A block of data
** Begin **
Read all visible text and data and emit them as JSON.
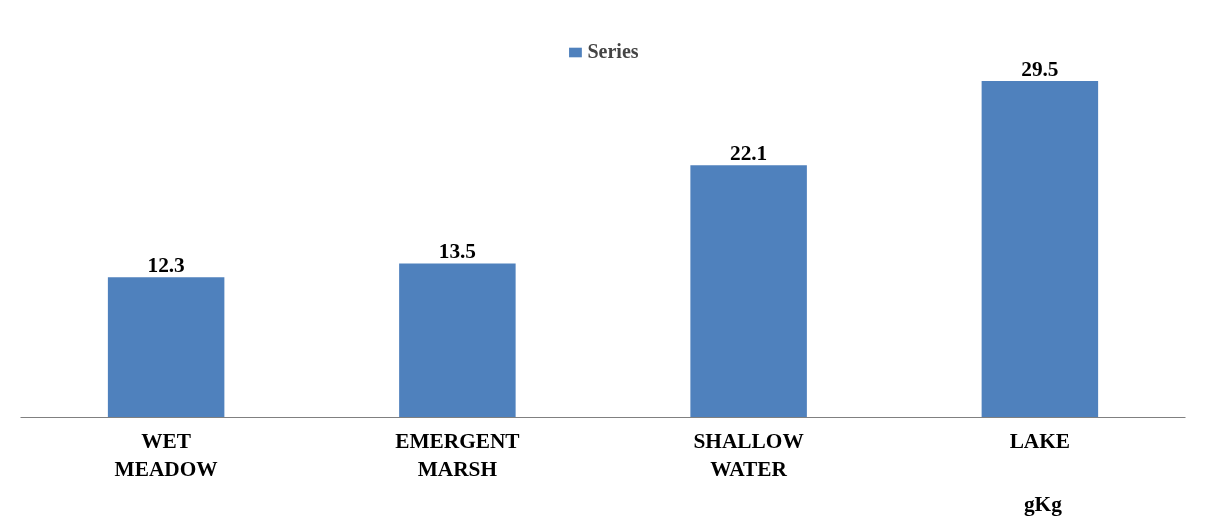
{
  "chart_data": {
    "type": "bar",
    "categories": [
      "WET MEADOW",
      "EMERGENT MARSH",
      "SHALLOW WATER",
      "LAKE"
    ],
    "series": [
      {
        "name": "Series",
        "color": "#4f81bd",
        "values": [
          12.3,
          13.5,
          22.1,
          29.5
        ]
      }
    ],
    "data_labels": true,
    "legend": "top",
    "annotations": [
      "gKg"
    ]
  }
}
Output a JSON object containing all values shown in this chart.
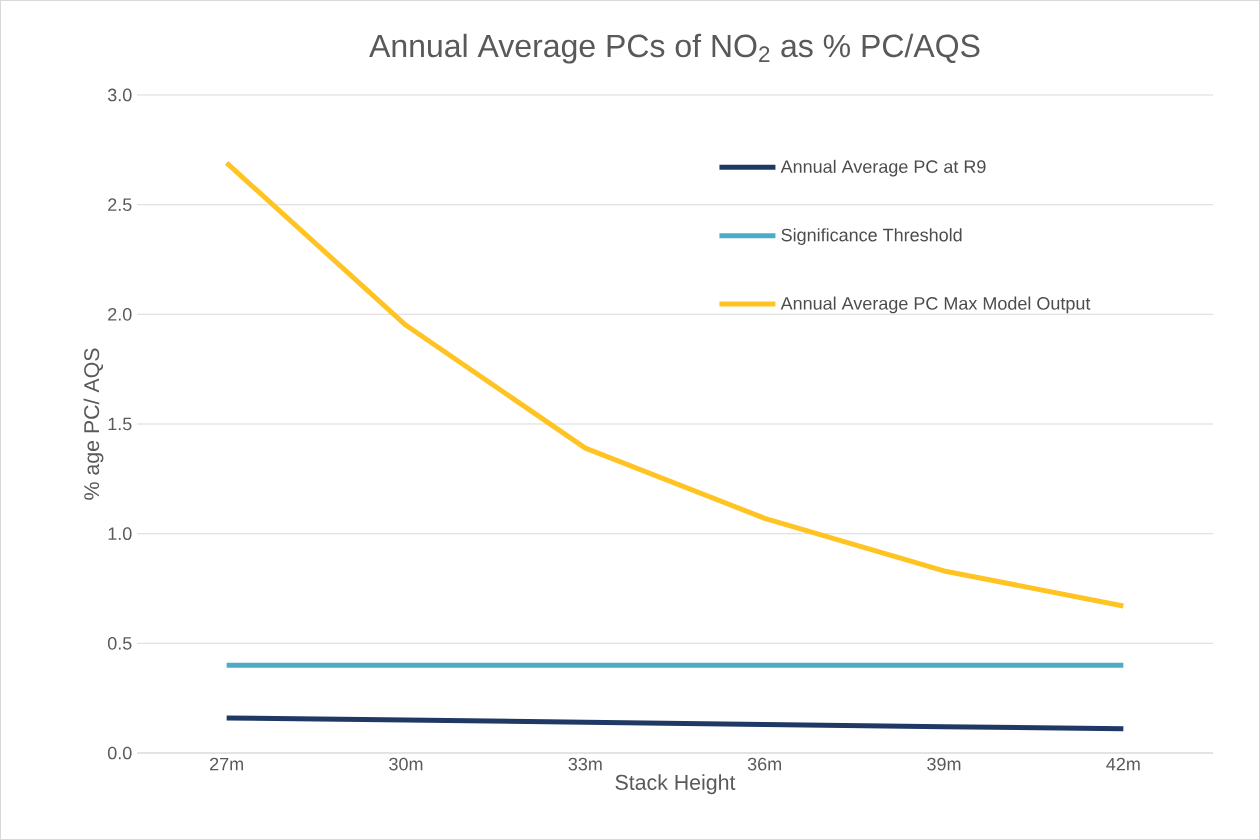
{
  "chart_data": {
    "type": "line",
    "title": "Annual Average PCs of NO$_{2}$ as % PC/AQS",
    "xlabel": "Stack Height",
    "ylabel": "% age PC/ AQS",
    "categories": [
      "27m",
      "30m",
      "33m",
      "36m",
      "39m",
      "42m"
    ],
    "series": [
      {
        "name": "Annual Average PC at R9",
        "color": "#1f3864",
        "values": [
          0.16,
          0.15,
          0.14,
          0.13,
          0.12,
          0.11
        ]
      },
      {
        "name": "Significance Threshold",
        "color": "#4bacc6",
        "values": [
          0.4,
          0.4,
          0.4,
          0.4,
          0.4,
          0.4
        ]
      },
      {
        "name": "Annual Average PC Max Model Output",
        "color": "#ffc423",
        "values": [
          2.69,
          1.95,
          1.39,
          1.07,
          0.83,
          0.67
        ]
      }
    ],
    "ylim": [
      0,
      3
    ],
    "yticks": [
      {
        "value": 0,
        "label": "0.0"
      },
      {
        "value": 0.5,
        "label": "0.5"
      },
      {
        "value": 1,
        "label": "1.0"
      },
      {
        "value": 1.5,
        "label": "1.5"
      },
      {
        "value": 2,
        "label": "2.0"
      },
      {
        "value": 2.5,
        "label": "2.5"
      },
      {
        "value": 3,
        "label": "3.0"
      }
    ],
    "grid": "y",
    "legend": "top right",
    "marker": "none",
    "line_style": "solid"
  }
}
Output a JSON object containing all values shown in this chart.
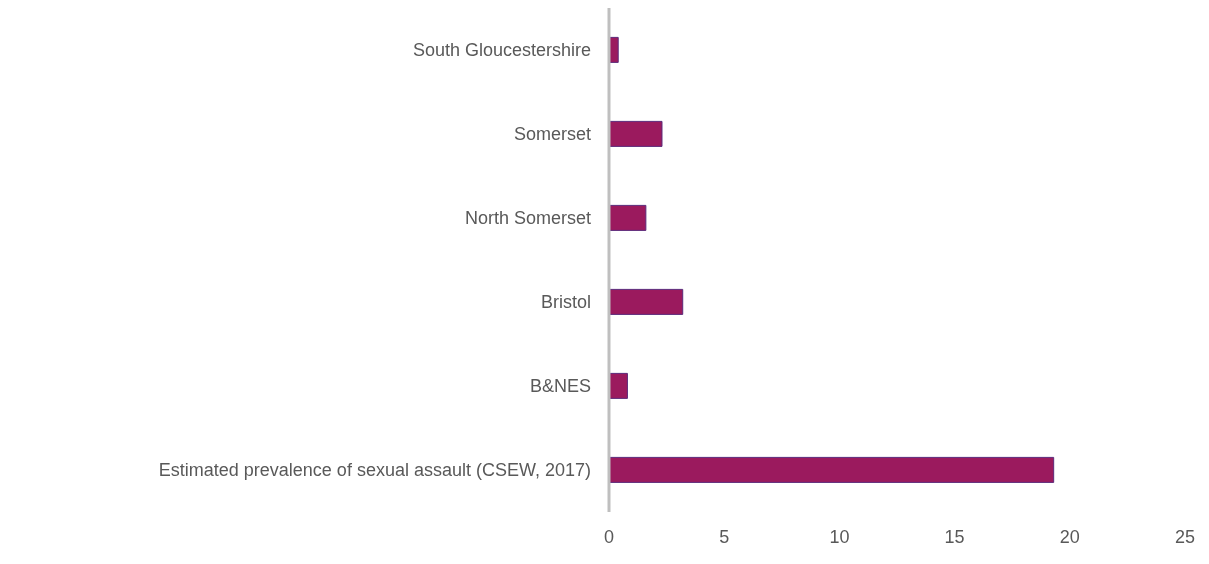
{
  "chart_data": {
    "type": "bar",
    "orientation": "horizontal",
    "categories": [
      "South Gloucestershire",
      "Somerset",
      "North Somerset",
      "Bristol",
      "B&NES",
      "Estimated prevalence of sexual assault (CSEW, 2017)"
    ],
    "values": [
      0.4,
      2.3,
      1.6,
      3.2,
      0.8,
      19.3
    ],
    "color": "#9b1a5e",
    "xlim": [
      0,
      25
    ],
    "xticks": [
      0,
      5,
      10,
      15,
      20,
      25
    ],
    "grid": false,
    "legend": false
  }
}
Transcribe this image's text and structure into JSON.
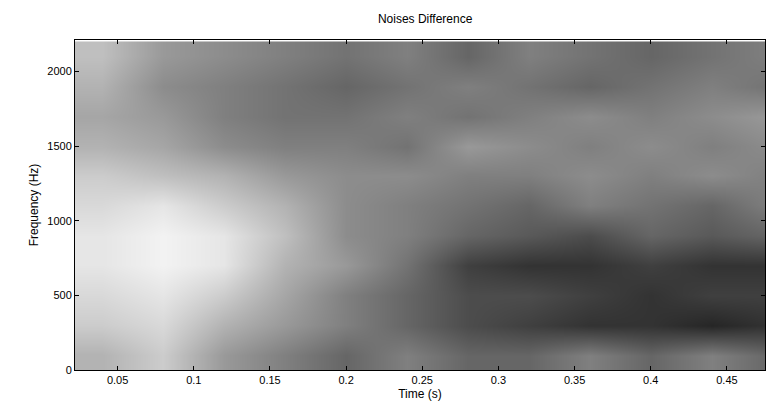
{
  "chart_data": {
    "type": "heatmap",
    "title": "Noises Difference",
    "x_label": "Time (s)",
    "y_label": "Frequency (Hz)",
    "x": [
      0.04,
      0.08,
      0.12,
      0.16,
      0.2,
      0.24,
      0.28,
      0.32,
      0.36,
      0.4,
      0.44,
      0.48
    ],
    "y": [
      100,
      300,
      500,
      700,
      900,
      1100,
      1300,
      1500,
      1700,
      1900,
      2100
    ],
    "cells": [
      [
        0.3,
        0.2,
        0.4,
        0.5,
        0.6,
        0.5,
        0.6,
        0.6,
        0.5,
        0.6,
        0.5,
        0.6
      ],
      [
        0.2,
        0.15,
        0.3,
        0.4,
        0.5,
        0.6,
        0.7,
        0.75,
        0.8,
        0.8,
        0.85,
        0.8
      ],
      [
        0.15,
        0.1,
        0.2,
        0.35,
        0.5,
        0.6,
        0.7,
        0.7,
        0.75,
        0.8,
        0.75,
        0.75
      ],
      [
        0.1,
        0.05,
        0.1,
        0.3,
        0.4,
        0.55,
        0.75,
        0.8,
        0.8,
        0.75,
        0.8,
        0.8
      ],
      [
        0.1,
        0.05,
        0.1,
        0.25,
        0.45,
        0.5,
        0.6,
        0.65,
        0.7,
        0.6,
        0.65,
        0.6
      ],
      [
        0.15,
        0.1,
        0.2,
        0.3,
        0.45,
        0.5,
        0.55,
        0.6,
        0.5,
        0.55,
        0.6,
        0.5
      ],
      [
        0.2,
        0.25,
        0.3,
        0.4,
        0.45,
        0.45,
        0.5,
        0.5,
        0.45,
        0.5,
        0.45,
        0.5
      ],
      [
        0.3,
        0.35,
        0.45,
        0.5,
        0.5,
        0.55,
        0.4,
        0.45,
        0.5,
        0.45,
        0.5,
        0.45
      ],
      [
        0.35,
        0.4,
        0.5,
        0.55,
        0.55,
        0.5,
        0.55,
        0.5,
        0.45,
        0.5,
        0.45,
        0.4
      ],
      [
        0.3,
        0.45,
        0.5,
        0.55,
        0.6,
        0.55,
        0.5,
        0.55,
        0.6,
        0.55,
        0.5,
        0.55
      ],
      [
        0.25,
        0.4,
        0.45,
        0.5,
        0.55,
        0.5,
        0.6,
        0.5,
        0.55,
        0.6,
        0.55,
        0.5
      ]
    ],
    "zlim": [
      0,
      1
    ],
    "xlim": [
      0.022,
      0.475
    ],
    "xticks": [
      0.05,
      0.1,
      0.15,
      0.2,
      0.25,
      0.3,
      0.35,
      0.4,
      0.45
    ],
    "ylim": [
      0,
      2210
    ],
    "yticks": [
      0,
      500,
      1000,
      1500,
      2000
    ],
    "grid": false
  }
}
** End **
** Begin **
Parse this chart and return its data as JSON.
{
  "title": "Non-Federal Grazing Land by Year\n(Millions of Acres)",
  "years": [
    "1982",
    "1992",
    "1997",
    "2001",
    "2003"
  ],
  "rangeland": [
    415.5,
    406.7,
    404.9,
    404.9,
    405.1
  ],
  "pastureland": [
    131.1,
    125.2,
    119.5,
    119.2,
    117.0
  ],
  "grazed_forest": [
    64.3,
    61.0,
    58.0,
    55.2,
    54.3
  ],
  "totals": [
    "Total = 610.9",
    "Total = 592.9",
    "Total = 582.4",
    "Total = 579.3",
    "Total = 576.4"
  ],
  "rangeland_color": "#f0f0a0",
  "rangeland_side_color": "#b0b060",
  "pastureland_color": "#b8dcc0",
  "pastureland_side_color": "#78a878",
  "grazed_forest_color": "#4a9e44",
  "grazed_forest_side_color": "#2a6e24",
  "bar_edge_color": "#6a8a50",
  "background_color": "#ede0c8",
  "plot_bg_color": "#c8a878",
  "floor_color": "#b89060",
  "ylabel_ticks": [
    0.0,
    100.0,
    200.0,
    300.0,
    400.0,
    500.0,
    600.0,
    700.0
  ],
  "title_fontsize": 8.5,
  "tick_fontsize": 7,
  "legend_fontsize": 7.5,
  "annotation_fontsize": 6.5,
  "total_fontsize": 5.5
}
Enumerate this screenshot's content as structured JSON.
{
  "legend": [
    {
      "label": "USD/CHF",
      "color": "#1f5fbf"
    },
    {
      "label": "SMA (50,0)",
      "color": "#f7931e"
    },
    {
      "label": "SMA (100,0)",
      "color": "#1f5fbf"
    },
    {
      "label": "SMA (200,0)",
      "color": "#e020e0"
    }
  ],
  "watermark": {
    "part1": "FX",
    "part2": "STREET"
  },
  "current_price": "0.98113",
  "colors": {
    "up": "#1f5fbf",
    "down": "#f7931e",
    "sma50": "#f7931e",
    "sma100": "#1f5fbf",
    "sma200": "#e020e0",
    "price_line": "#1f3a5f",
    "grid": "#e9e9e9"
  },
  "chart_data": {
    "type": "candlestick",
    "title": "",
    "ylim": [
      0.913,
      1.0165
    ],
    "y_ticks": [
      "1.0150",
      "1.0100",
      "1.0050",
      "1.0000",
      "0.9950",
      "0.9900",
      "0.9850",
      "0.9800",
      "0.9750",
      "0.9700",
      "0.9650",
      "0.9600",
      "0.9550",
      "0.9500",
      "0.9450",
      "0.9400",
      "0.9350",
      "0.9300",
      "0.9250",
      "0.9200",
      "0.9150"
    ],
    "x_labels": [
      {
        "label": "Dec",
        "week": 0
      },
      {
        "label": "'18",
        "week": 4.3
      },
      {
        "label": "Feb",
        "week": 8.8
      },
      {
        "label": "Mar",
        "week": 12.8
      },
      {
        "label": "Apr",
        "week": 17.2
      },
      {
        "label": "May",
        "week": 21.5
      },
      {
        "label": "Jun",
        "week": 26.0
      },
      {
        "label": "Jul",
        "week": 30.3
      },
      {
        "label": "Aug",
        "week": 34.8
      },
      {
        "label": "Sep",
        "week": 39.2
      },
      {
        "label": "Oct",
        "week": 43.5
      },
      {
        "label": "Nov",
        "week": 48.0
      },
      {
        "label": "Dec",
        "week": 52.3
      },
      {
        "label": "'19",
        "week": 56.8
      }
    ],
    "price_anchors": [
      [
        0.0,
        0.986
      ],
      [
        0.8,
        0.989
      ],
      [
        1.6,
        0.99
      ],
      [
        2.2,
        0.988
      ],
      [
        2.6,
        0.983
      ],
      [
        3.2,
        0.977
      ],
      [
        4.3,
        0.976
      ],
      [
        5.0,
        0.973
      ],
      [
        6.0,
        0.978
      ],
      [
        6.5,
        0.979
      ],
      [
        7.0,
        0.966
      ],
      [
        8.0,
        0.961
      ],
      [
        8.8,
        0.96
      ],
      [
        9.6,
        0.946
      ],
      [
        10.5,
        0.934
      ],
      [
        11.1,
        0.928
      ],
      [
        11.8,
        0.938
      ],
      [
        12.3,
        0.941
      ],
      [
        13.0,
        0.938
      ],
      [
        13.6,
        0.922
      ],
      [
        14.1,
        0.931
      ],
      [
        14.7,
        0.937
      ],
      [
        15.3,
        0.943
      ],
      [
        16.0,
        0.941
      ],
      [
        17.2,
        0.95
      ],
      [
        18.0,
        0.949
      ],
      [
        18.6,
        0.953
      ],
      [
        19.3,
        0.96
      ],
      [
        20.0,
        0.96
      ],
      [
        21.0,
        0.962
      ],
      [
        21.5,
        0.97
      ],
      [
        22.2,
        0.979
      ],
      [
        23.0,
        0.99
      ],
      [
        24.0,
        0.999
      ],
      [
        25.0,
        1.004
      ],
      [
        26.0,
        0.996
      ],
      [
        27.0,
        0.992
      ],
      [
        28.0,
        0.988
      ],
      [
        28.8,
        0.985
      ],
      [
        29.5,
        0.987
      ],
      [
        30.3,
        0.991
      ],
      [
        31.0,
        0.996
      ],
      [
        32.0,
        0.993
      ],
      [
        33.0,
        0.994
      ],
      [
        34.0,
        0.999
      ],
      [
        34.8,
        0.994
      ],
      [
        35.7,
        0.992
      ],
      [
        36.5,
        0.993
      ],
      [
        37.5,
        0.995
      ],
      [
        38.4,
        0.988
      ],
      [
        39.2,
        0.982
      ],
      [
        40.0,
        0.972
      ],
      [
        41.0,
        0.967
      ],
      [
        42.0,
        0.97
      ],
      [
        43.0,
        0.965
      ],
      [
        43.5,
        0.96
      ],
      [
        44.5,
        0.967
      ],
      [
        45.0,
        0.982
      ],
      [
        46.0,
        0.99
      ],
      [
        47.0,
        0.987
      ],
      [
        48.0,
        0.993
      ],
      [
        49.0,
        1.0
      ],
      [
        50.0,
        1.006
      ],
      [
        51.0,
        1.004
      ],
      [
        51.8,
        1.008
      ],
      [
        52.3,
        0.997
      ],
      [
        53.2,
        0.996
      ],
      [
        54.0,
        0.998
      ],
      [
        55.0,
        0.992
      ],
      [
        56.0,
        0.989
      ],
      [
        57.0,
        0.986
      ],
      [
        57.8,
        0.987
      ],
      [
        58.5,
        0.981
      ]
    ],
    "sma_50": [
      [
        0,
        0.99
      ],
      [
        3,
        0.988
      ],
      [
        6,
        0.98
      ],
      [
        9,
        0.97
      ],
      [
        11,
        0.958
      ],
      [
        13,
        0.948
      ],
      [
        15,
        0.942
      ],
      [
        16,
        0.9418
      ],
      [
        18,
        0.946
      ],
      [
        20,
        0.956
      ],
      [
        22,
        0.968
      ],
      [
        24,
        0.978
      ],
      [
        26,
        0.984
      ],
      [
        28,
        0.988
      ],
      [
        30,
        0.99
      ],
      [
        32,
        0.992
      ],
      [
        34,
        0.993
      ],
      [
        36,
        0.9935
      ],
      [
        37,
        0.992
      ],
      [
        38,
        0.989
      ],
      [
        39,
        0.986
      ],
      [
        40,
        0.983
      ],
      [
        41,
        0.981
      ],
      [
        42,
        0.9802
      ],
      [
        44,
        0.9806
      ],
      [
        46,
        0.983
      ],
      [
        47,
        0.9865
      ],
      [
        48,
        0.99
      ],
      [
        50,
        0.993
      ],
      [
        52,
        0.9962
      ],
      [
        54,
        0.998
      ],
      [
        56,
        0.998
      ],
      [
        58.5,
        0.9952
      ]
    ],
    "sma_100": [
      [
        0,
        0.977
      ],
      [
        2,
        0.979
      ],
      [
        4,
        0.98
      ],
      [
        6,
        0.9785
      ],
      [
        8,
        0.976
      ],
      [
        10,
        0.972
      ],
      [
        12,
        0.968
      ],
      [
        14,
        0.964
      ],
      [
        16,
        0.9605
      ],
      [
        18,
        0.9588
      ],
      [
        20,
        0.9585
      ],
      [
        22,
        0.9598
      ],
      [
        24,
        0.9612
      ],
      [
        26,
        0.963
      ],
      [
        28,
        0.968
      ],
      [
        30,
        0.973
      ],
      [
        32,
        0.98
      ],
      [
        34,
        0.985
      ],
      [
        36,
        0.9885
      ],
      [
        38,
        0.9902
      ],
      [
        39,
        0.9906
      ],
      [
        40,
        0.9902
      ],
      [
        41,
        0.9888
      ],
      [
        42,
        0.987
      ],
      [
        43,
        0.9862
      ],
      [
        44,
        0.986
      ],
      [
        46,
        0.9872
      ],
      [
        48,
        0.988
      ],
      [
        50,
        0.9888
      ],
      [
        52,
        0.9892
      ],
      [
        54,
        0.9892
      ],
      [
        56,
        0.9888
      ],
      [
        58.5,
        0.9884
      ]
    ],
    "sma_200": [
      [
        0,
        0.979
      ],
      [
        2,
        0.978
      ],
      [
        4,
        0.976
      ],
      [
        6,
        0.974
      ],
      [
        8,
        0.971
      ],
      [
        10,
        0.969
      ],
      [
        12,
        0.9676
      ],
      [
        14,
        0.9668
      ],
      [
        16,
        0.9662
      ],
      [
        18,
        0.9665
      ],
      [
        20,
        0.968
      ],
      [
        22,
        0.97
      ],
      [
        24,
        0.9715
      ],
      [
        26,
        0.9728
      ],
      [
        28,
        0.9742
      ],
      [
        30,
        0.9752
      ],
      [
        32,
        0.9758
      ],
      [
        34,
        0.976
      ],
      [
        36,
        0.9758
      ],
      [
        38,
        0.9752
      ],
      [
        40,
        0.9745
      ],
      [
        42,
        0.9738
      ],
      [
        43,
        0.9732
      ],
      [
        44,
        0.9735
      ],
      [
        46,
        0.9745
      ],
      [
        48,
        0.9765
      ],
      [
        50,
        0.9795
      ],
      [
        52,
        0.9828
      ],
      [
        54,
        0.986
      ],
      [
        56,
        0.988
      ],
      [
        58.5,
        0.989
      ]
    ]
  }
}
** End **
** Begin **
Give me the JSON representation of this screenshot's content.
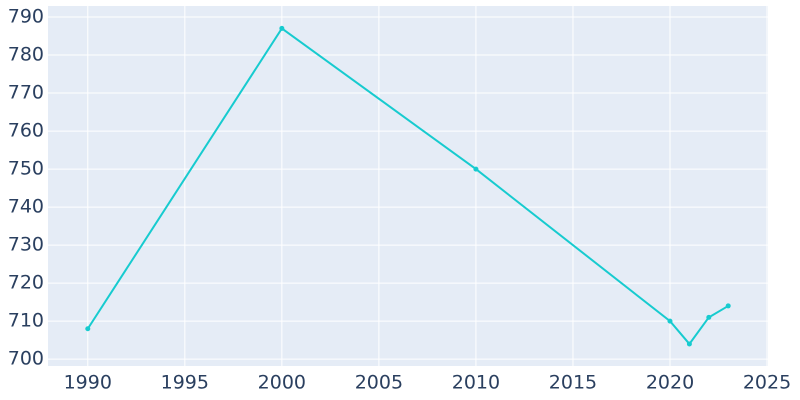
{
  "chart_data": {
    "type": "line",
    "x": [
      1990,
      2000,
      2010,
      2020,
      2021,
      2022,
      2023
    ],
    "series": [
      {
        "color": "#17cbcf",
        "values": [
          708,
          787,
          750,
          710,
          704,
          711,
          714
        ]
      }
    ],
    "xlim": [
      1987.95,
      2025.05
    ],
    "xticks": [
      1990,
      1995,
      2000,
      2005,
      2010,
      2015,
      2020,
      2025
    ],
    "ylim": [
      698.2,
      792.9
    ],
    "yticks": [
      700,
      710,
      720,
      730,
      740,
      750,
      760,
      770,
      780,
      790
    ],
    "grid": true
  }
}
** End **
**Exercise:** Find how many lines of the material carry the string "Average". Only the number should be in the answer.

**Result below:** 3